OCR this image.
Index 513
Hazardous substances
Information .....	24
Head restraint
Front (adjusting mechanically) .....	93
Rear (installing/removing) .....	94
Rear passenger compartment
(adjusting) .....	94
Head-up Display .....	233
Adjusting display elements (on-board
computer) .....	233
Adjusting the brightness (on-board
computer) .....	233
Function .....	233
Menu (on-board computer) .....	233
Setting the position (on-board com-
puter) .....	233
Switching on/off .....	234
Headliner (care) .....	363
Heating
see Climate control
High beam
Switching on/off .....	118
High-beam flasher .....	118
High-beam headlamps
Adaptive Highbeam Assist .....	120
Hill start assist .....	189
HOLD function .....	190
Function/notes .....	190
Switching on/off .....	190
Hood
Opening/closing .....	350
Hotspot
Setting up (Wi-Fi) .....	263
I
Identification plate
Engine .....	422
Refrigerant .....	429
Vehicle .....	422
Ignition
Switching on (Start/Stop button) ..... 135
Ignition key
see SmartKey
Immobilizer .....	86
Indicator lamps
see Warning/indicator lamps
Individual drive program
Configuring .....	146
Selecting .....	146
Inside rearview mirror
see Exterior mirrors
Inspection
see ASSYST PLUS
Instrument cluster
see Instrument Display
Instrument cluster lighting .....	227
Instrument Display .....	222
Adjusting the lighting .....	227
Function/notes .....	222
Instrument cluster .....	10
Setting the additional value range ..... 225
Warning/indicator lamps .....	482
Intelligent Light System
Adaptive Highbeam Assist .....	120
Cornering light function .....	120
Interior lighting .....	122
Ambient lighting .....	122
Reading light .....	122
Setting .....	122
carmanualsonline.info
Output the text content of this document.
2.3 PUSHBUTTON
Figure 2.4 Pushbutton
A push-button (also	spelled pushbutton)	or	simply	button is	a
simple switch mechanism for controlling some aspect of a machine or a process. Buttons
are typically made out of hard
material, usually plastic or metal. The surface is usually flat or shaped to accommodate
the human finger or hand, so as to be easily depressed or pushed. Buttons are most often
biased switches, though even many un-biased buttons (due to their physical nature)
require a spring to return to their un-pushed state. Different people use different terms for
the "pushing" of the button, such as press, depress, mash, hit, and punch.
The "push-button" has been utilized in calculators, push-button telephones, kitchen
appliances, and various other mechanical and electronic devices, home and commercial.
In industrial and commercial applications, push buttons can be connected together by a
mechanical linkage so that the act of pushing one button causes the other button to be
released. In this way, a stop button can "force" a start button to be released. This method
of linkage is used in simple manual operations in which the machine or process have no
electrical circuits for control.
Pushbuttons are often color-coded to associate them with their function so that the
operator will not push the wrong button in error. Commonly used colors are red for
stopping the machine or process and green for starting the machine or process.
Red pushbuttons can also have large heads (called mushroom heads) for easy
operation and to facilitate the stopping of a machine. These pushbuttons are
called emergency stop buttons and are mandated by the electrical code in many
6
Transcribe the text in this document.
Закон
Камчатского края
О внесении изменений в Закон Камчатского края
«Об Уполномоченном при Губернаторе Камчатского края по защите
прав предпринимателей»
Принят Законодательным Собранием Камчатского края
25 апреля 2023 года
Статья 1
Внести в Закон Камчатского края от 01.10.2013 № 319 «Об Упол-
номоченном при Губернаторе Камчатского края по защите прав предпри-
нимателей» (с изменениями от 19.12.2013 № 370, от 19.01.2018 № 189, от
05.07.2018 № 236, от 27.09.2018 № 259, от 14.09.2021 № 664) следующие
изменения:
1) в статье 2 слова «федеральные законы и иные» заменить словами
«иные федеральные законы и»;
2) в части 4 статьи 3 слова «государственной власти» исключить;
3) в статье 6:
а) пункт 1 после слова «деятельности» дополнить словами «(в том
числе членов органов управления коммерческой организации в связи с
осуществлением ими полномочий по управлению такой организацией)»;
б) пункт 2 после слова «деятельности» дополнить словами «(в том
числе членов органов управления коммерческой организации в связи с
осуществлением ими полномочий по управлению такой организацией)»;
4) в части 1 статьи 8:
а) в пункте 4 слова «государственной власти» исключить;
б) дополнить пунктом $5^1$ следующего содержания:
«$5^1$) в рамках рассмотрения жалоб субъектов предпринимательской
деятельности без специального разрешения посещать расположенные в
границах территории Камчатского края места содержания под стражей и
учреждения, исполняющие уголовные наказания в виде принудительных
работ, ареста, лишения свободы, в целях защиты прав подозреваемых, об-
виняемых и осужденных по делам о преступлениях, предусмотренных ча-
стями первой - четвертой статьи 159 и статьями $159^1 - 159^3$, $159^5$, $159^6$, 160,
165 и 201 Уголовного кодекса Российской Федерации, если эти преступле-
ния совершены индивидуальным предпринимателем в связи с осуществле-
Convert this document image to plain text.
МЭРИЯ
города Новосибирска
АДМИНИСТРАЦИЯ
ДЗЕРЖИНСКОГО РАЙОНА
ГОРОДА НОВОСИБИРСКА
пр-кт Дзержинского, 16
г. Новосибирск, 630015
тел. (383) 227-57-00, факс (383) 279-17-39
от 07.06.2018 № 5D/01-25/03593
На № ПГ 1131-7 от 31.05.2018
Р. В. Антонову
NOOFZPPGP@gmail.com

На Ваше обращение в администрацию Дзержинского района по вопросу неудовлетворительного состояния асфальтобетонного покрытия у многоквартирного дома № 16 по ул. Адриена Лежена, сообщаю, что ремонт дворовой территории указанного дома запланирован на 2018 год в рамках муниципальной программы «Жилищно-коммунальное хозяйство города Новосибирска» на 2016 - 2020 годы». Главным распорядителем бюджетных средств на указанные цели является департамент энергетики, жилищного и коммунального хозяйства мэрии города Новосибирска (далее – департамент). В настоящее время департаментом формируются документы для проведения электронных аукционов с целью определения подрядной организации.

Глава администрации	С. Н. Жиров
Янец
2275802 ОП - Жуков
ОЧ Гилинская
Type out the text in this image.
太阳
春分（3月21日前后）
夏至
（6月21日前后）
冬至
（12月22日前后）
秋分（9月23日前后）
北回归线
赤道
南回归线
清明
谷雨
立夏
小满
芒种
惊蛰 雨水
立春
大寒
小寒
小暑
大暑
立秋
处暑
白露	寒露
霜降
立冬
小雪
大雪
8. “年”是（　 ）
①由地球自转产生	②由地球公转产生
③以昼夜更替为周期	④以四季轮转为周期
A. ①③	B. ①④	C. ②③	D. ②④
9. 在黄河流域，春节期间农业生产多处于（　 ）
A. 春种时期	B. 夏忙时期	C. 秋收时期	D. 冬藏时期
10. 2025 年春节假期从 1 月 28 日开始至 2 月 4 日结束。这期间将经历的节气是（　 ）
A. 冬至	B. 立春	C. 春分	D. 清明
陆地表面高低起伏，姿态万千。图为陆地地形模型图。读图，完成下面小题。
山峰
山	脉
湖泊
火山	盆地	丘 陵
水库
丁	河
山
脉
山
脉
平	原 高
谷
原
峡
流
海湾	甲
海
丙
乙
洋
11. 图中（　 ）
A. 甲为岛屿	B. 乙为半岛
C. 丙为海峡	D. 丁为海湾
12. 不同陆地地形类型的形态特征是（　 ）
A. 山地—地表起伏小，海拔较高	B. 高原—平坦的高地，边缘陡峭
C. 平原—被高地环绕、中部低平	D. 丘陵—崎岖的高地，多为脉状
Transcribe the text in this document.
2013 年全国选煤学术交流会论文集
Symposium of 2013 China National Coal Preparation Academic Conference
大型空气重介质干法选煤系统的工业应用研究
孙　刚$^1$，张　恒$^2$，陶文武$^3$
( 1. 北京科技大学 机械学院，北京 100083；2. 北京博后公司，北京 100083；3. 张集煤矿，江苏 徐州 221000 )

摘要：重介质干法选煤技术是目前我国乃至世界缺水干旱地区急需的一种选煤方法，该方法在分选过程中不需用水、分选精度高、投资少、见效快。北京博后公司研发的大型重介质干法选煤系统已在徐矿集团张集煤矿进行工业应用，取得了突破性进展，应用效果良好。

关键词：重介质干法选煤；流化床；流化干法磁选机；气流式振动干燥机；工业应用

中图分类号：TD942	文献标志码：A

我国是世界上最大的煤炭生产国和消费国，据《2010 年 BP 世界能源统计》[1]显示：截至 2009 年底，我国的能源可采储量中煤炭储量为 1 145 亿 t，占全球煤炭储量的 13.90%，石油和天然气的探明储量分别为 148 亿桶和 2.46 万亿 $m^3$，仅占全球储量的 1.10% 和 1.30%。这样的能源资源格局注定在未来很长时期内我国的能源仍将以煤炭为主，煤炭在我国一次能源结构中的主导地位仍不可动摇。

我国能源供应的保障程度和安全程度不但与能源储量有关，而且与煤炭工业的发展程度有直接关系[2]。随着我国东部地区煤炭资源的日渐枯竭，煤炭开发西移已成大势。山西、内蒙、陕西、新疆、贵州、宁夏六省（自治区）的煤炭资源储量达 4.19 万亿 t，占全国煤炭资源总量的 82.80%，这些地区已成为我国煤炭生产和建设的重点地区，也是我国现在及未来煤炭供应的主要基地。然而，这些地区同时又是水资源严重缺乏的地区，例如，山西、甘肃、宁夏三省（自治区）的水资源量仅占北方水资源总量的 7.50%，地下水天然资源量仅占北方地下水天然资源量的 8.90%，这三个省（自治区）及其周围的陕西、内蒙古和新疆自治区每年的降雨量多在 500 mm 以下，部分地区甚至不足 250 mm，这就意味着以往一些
§ §
### Problem requirements
Which lines in the data above contain "содержания"? Show each one.

### Solution for this problem
б) дополнить пунктом $5^1$ следующего содержания:
границах территории Камчатского края места содержания под стражей и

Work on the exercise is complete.